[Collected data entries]
-------------------------

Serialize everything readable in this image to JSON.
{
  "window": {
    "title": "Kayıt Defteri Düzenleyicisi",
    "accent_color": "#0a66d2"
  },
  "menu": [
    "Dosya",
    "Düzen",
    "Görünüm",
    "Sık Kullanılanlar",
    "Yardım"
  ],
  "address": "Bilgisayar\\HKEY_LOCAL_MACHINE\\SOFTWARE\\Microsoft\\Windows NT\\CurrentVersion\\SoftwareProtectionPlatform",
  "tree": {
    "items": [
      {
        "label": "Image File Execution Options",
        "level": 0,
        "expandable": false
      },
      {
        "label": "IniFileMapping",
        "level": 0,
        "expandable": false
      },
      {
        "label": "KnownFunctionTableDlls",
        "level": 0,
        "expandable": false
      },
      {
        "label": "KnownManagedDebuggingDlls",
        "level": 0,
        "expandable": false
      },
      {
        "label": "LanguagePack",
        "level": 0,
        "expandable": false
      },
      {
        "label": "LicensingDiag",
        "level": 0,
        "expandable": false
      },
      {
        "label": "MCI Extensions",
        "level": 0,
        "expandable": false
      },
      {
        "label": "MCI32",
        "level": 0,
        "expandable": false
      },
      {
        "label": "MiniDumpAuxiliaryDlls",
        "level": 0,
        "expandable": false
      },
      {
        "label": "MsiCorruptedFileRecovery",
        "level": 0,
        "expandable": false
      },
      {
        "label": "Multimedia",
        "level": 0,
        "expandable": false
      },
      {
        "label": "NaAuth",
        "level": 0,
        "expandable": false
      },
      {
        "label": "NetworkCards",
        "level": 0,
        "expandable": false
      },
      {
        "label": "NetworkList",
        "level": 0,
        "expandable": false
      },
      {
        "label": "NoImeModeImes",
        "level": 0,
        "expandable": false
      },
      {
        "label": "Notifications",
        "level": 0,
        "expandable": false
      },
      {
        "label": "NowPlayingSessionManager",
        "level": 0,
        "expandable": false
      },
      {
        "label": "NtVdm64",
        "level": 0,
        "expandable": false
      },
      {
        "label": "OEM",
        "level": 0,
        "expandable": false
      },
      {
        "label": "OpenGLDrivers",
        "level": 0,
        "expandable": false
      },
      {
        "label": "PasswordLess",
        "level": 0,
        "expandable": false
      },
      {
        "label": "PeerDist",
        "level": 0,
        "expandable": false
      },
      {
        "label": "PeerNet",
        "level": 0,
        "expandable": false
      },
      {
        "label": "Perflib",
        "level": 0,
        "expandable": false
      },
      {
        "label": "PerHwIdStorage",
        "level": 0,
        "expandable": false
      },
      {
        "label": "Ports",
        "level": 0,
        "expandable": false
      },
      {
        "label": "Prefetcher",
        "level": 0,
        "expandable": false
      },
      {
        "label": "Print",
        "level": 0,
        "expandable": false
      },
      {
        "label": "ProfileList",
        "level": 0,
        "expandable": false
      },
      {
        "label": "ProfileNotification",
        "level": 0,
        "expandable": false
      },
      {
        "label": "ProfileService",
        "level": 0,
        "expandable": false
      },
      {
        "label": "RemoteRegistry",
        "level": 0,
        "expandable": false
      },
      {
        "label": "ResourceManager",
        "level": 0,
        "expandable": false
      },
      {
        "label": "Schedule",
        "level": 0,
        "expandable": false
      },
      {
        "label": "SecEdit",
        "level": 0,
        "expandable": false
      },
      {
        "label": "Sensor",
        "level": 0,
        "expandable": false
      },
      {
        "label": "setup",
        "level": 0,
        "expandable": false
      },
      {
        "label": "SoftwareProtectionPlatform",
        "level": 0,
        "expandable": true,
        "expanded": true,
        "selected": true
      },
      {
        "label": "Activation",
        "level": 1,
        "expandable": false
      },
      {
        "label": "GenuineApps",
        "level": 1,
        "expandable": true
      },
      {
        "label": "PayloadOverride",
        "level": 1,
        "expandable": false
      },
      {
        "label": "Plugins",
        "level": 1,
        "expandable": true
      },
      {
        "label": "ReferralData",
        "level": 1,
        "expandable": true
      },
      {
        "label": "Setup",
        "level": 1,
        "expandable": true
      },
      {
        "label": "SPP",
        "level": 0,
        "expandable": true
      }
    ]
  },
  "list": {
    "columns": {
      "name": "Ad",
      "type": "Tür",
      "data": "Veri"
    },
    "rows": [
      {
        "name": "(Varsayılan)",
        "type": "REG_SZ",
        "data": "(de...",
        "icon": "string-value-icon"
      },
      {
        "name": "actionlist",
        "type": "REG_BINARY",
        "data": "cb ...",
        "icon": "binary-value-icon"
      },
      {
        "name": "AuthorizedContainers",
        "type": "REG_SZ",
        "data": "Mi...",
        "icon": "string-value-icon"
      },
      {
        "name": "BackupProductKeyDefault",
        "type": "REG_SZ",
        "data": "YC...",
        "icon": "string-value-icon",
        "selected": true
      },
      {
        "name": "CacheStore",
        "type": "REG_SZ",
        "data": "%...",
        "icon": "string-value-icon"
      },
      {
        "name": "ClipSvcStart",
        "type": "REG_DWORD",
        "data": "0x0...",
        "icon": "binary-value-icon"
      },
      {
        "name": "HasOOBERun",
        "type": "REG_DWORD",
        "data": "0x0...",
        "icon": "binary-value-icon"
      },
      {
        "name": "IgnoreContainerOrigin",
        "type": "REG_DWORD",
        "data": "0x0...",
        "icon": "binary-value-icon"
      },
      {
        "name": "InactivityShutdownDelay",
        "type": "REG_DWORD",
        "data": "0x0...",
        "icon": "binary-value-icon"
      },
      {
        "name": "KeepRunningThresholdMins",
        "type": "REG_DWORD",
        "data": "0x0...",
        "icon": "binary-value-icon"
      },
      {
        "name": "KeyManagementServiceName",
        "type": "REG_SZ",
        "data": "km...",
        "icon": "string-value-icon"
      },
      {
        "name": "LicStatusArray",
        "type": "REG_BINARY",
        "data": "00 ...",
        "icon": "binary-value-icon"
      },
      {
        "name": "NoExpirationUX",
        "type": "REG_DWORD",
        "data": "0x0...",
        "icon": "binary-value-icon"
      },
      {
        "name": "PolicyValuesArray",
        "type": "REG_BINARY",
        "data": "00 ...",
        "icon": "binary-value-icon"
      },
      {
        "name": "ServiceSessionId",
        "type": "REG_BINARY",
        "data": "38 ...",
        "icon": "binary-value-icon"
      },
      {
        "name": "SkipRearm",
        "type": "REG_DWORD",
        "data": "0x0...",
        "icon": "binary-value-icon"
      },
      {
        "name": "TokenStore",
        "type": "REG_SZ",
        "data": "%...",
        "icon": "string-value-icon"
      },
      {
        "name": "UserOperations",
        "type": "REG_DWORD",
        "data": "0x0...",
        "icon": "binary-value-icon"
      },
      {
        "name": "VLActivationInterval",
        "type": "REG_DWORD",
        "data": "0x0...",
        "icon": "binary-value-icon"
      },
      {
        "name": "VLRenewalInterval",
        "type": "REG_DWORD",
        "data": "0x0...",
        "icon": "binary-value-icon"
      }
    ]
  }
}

-------------------------

▶ Exercise details
From the first line to the last, retype the data exactly.

▶ Written response
Serialize everything readable in this image to JSON.
{
  "window": {
    "title": "Kayıt Defteri Düzenleyicisi",
    "accent_color": "#0a66d2"
  },
  "menu": [
    "Dosya",
    "Düzen",
    "Görünüm",
    "Sık Kullanılanlar",
    "Yardım"
  ],
  "address": "Bilgisayar\\HKEY_LOCAL_MACHINE\\SOFTWARE\\Microsoft\\Windows NT\\CurrentVersion\\SoftwareProtectionPlatform",
  "tree": {
    "items": [
      {
        "label": "Image File Execution Options",
        "level": 0,
        "expandable": false
      },
      {
        "label": "IniFileMapping",
        "level": 0,
        "expandable": false
      },
      {
        "label": "KnownFunctionTableDlls",
        "level": 0,
        "expandable": false
      },
      {
        "label": "KnownManagedDebuggingDlls",
        "level": 0,
        "expandable": false
      },
      {
        "label": "LanguagePack",
        "level": 0,
        "expandable": false
      },
      {
        "label": "LicensingDiag",
        "level": 0,
        "expandable": false
      },
      {
        "label": "MCI Extensions",
        "level": 0,
        "expandable": false
      },
      {
        "label": "MCI32",
        "level": 0,
        "expandable": false
      },
      {
        "label": "MiniDumpAuxiliaryDlls",
        "level": 0,
        "expandable": false
      },
      {
        "label": "MsiCorruptedFileRecovery",
        "level": 0,
        "expandable": false
      },
      {
        "label": "Multimedia",
        "level": 0,
        "expandable": false
      },
      {
        "label": "NaAuth",
        "level": 0,
        "expandable": false
      },
      {
        "label": "NetworkCards",
        "level": 0,
        "expandable": false
      },
      {
        "label": "NetworkList",
        "level": 0,
        "expandable": false
      },
      {
        "label": "NoImeModeImes",
        "level": 0,
        "expandable": false
      },
      {
        "label": "Notifications",
        "level": 0,
        "expandable": false
      },
      {
        "label": "NowPlayingSessionManager",
        "level": 0,
        "expandable": false
      },
      {
        "label": "NtVdm64",
        "level": 0,
        "expandable": false
      },
      {
        "label": "OEM",
        "level": 0,
        "expandable": false
      },
      {
        "label": "OpenGLDrivers",
        "level": 0,
        "expandable": false
      },
      {
        "label": "PasswordLess",
        "level": 0,
        "expandable": false
      },
      {
        "label": "PeerDist",
        "level": 0,
        "expandable": false
      },
      {
        "label": "PeerNet",
        "level": 0,
        "expandable": false
      },
      {
        "label": "Perflib",
        "level": 0,
        "expandable": false
      },
      {
        "label": "PerHwIdStorage",
        "level": 0,
        "expandable": false
      },
      {
        "label": "Ports",
        "level": 0,
        "expandable": false
      },
      {
        "label": "Prefetcher",
        "level": 0,
        "expandable": false
      },
      {
        "label": "Print",
        "level": 0,
        "expandable": false
      },
      {
        "label": "ProfileList",
        "level": 0,
        "expandable": false
      },
      {
        "label": "ProfileNotification",
        "level": 0,
        "expandable": false
      },
      {
        "label": "ProfileService",
        "level": 0,
        "expandable": false
      },
      {
        "label": "RemoteRegistry",
        "level": 0,
        "expandable": false
      },
      {
        "label": "ResourceManager",
        "level": 0,
        "expandable": false
      },
      {
        "label": "Schedule",
        "level": 0,
        "expandable": false
      },
      {
        "label": "SecEdit",
        "level": 0,
        "expandable": false
      },
      {
        "label": "Sensor",
        "level": 0,
        "expandable": false
      },
      {
        "label": "setup",
        "level": 0,
        "expandable": false
      },
      {
        "label": "SoftwareProtectionPlatform",
        "level": 0,
        "expandable": true,
        "expanded": true,
        "selected": true
      },
      {
        "label": "Activation",
        "level": 1,
        "expandable": false
      },
      {
        "label": "GenuineApps",
        "level": 1,
        "expandable": true
      },
      {
        "label": "PayloadOverride",
        "level": 1,
        "expandable": false
      },
      {
        "label": "Plugins",
        "level": 1,
        "expandable": true
      },
      {
        "label": "ReferralData",
        "level": 1,
        "expandable": true
      },
      {
        "label": "Setup",
        "level": 1,
        "expandable": true
      },
      {
        "label": "SPP",
        "level": 0,
        "expandable": true
      }
    ]
  },
  "list": {
    "columns": {
      "name": "Ad",
      "type": "Tür",
      "data": "Veri"
    },
    "rows": [
      {
        "name": "(Varsayılan)",
        "type": "REG_SZ",
        "data": "(de...",
        "icon": "string-value-icon"
      },
      {
        "name": "actionlist",
        "type": "REG_BINARY",
        "data": "cb ...",
        "icon": "binary-value-icon"
      },
      {
        "name": "AuthorizedContainers",
        "type": "REG_SZ",
        "data": "Mi...",
        "icon": "string-value-icon"
      },
      {
        "name": "BackupProductKeyDefault",
        "type": "REG_SZ",
        "data": "YC...",
        "icon": "string-value-icon",
        "selected": true
      },
      {
        "name": "CacheStore",
        "type": "REG_SZ",
        "data": "%...",
        "icon": "string-value-icon"
      },
      {
        "name": "ClipSvcStart",
        "type": "REG_DWORD",
        "data": "0x0...",
        "icon": "binary-value-icon"
      },
      {
        "name": "HasOOBERun",
        "type": "REG_DWORD",
        "data": "0x0...",
        "icon": "binary-value-icon"
      },
      {
        "name": "IgnoreContainerOrigin",
        "type": "REG_DWORD",
        "data": "0x0...",
        "icon": "binary-value-icon"
      },
      {
        "name": "InactivityShutdownDelay",
        "type": "REG_DWORD",
        "data": "0x0...",
        "icon": "binary-value-icon"
      },
      {
        "name": "KeepRunningThresholdMins",
        "type": "REG_DWORD",
        "data": "0x0...",
        "icon": "binary-value-icon"
      },
      {
        "name": "KeyManagementServiceName",
        "type": "REG_SZ",
        "data": "km...",
        "icon": "string-value-icon"
      },
      {
        "name": "LicStatusArray",
        "type": "REG_BINARY",
        "data": "00 ...",
        "icon": "binary-value-icon"
      },
      {
        "name": "NoExpirationUX",
        "type": "REG_DWORD",
        "data": "0x0...",
        "icon": "binary-value-icon"
      },
      {
        "name": "PolicyValuesArray",
        "type": "REG_BINARY",
        "data": "00 ...",
        "icon": "binary-value-icon"
      },
      {
        "name": "ServiceSessionId",
        "type": "REG_BINARY",
        "data": "38 ...",
        "icon": "binary-value-icon"
      },
      {
        "name": "SkipRearm",
        "type": "REG_DWORD",
        "data": "0x0...",
        "icon": "binary-value-icon"
      },
      {
        "name": "TokenStore",
        "type": "REG_SZ",
        "data": "%...",
        "icon": "string-value-icon"
      },
      {
        "name": "UserOperations",
        "type": "REG_DWORD",
        "data": "0x0...",
        "icon": "binary-value-icon"
      },
      {
        "name": "VLActivationInterval",
        "type": "REG_DWORD",
        "data": "0x0...",
        "icon": "binary-value-icon"
      },
      {
        "name": "VLRenewalInterval",
        "type": "REG_DWORD",
        "data": "0x0...",
        "icon": "binary-value-icon"
      }
    ]
  }
}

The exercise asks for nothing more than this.